▶ _Given problem_
From the listing below, return each line that includes "thật".

(Raw records)
# # # # #
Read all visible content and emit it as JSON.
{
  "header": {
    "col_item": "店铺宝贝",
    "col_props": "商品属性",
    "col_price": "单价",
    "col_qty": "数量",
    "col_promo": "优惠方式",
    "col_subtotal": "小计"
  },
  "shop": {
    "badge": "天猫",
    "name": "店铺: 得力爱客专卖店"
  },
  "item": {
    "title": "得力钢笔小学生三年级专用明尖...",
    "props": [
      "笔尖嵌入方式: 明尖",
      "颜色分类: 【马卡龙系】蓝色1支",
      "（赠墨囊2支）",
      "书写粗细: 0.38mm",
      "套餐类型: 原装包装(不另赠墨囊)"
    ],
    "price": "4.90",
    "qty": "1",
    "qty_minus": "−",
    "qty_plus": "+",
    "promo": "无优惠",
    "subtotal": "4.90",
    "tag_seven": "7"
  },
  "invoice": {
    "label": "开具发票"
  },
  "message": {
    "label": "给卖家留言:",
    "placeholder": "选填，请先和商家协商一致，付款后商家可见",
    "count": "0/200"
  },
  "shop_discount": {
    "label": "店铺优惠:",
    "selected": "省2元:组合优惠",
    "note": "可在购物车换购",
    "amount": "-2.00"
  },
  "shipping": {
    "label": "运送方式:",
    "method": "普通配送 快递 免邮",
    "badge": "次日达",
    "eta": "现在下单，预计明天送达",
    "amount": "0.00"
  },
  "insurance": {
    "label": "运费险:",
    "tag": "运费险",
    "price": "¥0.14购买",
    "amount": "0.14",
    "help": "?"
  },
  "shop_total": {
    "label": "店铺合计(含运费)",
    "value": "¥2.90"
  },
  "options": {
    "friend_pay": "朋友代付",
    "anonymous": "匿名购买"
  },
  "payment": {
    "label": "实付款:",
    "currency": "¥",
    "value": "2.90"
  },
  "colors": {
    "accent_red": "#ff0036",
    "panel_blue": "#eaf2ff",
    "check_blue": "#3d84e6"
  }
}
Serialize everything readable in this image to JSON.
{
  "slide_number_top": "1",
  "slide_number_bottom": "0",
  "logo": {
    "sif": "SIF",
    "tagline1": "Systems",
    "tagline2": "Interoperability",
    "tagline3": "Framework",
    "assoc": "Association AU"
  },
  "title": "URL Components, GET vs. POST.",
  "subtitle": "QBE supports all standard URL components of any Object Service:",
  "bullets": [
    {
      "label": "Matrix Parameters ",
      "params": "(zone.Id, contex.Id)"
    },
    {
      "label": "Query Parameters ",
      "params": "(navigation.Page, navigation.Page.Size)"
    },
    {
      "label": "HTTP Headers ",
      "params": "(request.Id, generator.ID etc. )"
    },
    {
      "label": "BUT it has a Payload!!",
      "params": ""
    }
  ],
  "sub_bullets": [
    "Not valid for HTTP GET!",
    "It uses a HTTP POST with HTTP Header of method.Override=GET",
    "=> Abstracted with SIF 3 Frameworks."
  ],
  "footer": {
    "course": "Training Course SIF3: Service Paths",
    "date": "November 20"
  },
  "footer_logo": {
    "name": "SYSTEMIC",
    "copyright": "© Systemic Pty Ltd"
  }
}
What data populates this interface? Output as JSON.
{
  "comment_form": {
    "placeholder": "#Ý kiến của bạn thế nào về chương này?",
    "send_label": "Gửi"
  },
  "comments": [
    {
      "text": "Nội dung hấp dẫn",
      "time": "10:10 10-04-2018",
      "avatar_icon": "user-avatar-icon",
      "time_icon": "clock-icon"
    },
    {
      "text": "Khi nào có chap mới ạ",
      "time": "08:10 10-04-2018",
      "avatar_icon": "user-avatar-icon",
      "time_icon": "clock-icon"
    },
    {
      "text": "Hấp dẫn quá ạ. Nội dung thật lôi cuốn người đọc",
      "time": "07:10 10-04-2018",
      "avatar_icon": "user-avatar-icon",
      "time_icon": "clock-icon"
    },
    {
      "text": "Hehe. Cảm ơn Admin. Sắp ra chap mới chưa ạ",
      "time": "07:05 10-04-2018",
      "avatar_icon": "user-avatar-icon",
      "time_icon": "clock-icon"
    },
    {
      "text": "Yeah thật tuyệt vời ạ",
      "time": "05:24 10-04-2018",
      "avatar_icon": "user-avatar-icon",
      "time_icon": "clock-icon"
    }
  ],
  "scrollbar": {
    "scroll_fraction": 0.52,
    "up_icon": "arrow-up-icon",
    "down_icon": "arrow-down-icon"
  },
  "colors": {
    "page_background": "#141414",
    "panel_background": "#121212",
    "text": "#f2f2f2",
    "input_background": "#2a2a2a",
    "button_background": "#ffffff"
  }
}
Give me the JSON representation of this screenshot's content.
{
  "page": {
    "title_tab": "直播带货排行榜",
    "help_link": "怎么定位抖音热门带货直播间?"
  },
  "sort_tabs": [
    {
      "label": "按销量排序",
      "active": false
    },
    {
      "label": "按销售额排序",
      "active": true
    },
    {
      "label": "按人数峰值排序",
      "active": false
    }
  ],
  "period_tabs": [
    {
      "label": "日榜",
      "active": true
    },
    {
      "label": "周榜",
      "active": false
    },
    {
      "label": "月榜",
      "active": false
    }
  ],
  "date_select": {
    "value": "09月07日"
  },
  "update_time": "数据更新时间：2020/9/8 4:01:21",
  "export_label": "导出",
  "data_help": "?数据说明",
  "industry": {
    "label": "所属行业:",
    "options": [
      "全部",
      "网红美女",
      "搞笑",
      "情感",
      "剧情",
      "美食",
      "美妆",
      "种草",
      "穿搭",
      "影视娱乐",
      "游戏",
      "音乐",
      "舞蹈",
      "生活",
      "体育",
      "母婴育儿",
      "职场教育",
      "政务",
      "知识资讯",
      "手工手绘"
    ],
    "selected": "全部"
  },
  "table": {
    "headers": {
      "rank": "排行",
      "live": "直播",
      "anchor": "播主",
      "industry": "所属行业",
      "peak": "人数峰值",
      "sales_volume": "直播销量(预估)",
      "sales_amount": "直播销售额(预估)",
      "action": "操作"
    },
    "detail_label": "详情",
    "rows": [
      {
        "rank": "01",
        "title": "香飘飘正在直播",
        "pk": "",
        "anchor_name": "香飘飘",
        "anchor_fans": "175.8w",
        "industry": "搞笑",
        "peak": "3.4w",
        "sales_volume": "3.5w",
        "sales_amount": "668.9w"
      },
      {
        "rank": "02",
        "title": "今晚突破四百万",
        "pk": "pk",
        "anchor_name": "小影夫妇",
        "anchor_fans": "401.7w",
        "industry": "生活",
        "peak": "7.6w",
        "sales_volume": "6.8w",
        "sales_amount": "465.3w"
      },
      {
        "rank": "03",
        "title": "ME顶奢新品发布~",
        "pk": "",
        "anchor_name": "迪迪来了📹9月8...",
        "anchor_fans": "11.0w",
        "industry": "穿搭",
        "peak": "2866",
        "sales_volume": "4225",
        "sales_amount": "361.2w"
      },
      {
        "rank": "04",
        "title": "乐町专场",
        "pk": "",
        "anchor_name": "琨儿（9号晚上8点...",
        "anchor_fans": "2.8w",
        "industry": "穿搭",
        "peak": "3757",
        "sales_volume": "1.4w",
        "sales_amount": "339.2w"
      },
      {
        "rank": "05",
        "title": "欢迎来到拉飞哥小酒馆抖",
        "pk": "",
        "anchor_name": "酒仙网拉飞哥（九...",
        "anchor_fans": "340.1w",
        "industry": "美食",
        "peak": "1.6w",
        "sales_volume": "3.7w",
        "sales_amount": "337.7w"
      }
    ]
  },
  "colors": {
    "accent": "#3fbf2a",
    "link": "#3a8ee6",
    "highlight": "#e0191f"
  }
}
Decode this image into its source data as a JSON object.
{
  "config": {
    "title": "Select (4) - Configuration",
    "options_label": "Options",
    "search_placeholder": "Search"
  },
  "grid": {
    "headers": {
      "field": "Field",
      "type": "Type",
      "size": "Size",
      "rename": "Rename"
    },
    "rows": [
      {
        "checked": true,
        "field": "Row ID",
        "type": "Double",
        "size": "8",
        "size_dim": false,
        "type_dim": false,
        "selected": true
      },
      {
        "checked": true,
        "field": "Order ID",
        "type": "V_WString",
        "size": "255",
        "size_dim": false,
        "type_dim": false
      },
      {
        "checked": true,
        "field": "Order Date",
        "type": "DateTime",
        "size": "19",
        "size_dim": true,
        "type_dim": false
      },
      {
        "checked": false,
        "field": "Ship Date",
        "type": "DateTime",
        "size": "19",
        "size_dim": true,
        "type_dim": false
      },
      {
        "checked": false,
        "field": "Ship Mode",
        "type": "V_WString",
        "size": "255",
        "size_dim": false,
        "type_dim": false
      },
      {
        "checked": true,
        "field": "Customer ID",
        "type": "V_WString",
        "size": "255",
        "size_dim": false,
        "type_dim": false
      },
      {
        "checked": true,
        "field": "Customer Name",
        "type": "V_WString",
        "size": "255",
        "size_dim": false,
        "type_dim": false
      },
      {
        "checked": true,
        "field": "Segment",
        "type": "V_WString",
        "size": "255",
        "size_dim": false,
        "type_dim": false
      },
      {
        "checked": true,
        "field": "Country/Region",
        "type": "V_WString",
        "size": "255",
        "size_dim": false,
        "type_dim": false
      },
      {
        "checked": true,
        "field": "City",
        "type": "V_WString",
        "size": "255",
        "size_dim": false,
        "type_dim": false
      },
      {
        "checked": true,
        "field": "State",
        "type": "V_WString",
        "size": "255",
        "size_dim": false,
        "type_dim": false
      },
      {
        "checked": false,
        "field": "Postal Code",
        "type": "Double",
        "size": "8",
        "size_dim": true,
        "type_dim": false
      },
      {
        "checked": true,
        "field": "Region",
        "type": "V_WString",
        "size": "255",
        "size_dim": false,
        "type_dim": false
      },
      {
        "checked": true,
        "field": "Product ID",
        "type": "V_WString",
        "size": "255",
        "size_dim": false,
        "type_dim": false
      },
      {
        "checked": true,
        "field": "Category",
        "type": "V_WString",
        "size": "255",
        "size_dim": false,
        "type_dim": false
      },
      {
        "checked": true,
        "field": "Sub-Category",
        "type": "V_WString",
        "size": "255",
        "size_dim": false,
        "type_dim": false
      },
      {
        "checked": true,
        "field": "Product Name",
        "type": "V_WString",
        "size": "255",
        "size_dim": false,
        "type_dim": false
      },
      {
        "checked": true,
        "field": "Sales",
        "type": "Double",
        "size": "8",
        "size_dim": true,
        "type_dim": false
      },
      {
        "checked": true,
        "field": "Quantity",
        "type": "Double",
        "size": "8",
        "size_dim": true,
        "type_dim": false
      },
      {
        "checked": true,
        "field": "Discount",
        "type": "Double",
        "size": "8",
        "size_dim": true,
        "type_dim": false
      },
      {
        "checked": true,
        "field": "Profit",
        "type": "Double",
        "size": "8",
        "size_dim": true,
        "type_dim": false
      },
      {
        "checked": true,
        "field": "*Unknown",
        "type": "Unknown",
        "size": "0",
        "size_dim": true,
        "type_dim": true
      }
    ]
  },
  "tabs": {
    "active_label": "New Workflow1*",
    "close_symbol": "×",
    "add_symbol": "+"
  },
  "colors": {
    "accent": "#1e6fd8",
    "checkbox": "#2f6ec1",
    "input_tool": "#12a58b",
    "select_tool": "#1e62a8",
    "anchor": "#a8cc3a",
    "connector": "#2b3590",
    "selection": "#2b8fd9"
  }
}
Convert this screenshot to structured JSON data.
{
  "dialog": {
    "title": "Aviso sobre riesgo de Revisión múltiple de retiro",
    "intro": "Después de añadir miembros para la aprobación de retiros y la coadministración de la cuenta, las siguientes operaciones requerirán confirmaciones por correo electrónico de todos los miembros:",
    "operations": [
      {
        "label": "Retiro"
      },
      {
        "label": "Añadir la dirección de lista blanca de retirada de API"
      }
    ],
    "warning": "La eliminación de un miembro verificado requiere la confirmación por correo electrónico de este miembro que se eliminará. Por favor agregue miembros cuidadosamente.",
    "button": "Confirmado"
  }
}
# # # # #
▶ _Worked solution_
      "text": "Hấp dẫn quá ạ. Nội dung thật lôi cuốn người đọc",
      "text": "Yeah thật tuyệt vời ạ",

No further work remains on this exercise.